Extend the advice on caring for older rabbits below by writing the next few tips, starting after its final point about letting rabbits rest undisturbed.

**PAGE EXCERPT:**
━━━━━━

- The behaviour of some rabbits might change as they get older, for example, they might seem disorientated. It's important to ask your vet to rule out any medical causes that could be causing these changes. There are also things that your vet may recommend to help them with their 'senior' moments.
- If your rabbits appear to be ignoring you, it could be because their hearing has deteriorated. Ask your vet to give them a check over.
- Spend quality time with your rabbits. Use short, gentle grooming sessions to check for lumps and bumps, or any places where they might be uncomfortable being touched.
- Make sure your rabbits can rest undisturbed when they want to. This is particularly relevant for indoor rabbits who may be sharing the house with children who may be too boisterous.

━━━━━━

**Stored dataset items:**
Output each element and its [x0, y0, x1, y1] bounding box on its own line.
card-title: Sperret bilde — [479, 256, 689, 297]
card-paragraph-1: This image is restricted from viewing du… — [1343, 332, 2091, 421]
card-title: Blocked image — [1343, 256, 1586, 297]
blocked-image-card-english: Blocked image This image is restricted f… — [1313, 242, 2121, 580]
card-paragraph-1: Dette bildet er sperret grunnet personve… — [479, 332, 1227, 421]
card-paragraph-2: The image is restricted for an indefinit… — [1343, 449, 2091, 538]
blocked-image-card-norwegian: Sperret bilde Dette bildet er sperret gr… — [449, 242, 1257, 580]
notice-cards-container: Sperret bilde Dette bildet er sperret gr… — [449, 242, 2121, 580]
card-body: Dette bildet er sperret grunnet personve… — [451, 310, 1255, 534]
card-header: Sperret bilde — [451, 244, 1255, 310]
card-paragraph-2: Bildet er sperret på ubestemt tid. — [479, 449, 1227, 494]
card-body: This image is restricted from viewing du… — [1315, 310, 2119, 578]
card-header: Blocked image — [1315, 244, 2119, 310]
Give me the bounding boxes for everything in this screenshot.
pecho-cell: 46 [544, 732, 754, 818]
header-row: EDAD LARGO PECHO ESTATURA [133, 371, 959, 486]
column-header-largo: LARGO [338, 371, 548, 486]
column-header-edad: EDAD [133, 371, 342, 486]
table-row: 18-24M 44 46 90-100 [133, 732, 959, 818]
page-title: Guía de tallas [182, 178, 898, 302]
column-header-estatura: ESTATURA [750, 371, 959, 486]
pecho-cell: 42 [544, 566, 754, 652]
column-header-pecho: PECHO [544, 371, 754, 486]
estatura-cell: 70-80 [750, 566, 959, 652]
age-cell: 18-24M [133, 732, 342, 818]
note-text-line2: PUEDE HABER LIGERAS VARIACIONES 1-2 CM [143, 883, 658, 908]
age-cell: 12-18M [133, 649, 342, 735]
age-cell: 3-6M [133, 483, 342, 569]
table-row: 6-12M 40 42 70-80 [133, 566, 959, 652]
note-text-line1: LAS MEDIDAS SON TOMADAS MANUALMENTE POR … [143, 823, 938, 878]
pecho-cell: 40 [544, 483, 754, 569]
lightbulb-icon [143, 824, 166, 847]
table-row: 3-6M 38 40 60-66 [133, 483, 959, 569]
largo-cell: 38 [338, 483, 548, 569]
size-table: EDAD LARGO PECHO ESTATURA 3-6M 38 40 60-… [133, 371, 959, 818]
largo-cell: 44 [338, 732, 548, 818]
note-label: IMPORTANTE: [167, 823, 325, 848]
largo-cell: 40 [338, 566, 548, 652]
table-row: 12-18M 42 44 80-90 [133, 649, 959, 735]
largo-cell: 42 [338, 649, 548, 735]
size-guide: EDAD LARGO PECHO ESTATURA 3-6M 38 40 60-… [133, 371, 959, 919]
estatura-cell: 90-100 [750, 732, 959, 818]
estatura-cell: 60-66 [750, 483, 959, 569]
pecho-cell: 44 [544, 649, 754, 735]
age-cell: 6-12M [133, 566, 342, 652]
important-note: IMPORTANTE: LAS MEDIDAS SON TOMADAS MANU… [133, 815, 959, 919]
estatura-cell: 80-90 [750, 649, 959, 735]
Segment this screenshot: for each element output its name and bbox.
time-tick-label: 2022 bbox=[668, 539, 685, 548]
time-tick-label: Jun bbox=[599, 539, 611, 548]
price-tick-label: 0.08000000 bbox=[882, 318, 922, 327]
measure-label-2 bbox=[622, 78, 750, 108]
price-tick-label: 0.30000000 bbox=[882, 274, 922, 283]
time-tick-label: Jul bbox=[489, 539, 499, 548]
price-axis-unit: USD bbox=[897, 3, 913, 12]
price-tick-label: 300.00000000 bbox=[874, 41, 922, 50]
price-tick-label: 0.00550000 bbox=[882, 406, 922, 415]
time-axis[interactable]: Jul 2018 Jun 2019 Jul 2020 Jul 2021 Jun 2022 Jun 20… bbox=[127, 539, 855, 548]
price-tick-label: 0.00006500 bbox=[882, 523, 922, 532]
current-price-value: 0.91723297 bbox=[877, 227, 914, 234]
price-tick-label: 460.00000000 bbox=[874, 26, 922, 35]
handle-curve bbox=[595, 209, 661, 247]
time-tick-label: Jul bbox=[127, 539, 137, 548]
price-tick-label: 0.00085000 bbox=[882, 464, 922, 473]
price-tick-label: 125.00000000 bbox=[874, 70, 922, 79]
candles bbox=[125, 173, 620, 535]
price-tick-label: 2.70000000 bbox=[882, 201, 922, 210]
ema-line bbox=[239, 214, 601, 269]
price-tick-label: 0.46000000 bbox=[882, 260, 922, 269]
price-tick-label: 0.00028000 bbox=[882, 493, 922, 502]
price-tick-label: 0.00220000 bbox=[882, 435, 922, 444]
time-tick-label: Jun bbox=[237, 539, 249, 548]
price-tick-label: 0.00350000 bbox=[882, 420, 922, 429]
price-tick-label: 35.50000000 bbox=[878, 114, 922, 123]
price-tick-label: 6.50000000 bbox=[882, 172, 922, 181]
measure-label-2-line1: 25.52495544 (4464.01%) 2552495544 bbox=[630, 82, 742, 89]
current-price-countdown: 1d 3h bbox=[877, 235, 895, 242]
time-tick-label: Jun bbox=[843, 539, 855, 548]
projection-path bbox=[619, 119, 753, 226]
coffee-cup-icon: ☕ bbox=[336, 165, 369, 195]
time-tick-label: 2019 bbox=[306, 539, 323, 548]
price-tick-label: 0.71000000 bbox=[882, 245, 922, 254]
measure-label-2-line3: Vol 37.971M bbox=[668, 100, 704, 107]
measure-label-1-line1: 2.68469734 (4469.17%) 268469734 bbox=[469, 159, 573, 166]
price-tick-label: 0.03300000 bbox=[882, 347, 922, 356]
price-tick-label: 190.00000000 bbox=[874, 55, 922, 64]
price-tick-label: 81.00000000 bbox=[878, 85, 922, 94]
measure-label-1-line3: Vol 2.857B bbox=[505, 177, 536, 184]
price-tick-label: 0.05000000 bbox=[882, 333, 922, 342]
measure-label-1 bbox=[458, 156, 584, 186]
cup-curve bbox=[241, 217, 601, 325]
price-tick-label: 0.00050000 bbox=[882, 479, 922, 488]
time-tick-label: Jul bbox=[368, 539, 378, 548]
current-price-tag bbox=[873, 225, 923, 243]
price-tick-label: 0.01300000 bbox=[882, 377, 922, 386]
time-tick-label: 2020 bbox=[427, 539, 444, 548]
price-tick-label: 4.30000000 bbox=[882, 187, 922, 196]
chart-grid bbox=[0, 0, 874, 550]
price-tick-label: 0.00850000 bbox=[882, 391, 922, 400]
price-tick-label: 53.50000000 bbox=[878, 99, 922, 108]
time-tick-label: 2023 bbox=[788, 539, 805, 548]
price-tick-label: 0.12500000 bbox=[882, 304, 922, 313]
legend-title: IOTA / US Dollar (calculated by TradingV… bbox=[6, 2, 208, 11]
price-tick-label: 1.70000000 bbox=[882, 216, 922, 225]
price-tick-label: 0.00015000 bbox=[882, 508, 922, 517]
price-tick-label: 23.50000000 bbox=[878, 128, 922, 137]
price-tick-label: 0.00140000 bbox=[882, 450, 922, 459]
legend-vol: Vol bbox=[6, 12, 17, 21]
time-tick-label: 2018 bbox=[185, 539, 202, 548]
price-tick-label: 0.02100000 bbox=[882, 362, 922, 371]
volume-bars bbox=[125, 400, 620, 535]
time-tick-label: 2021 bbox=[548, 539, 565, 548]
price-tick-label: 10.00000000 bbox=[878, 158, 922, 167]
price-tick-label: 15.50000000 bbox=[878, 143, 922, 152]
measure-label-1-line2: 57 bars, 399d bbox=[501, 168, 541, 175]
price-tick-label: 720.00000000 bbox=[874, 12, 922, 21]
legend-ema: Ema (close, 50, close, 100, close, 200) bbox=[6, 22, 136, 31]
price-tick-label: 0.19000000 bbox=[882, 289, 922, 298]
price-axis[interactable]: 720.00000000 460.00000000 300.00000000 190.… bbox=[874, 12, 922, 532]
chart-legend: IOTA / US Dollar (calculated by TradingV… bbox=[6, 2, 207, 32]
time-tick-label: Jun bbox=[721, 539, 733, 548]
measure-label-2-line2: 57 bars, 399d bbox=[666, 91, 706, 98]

━━━━━━

**YOUR RESPONSE:**
- As rabbits prefer living with at least one other friendly rabbit, it becomes inevitable that as your rabbits get older, one rabbit will outlive their companion. This can be an incredibly stressful time for the remaining rabbit. There is no one-size-fits-all approach to dealing with this situation as every rabbit will behave differently but for some allowing them to spend time with the deceased rabbit and only moving the body once they have left it alone helps. Others will appreciate you spending more time with them giving them some healthy treats and strokes may help. Many older rabbits are able to be bonded with a new companion so think about getting them a new friend from one of our centres where our staff will be able to guide you through the bonding process if you are unsure.
- There are some changes in our pet's health or behaviour that we may think are just down to 'old age', like being less active or losing weight, but they might actually have a medical cause and need treatment. So it's important to be observant and take your rabbits to the vet if you notice a change in their behaviour or think something might not be quite right. Ask them as many questions as you like - no question is stupid - they're there to offer guidance.
- Older rabbits may have poor hearing and/or sight, so try to avoid sudden loud noises, and make sure everyone knows to approach them quietly and slowly so that they don't get startled.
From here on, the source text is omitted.